(Stored data entries)
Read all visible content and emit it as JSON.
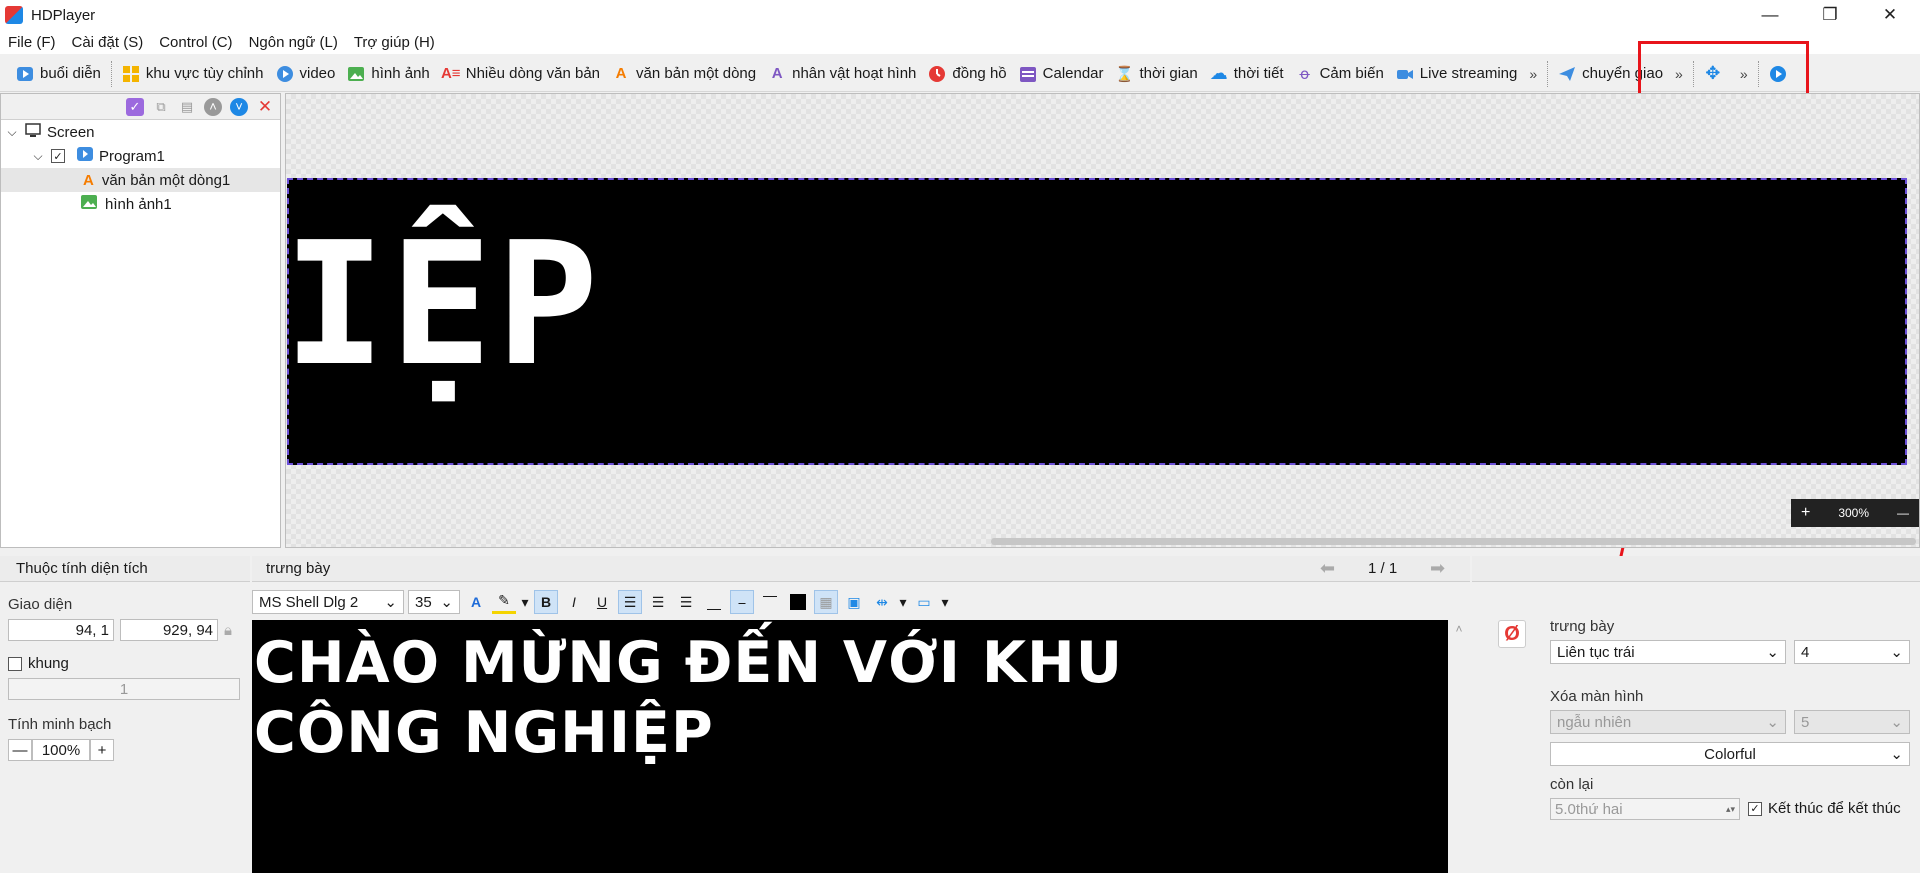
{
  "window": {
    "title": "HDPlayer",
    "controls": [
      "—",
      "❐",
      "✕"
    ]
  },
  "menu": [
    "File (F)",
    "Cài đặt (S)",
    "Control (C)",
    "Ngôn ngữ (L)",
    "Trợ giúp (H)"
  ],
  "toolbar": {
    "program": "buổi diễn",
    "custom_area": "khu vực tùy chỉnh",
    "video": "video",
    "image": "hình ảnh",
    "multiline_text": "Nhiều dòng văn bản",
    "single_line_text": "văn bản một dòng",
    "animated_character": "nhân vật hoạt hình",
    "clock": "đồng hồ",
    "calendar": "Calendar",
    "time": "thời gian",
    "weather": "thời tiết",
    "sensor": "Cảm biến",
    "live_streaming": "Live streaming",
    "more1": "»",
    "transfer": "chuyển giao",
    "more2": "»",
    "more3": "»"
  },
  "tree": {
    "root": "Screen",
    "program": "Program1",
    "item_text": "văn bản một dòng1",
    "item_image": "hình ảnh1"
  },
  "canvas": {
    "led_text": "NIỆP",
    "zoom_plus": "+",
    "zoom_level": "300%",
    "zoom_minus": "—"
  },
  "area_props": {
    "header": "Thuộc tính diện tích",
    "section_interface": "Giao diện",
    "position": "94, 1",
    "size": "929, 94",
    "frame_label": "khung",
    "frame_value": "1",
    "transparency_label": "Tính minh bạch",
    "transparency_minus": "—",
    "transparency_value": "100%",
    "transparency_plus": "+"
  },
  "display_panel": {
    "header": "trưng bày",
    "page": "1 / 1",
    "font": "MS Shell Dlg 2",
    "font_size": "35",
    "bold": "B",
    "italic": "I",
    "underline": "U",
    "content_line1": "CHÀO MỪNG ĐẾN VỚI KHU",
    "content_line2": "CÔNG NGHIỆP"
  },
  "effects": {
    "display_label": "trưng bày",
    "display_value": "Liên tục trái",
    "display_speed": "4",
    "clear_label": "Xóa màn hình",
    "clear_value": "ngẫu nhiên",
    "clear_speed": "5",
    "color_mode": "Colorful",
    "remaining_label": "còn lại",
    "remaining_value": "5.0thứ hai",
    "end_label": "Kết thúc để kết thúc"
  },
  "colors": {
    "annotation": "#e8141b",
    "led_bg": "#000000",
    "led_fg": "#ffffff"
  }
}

▶ Written request:
Find the lines above that include the string "program" and copy them.

▶ Expected output:
    "program": "buổi diễn",
    "program": "Program1",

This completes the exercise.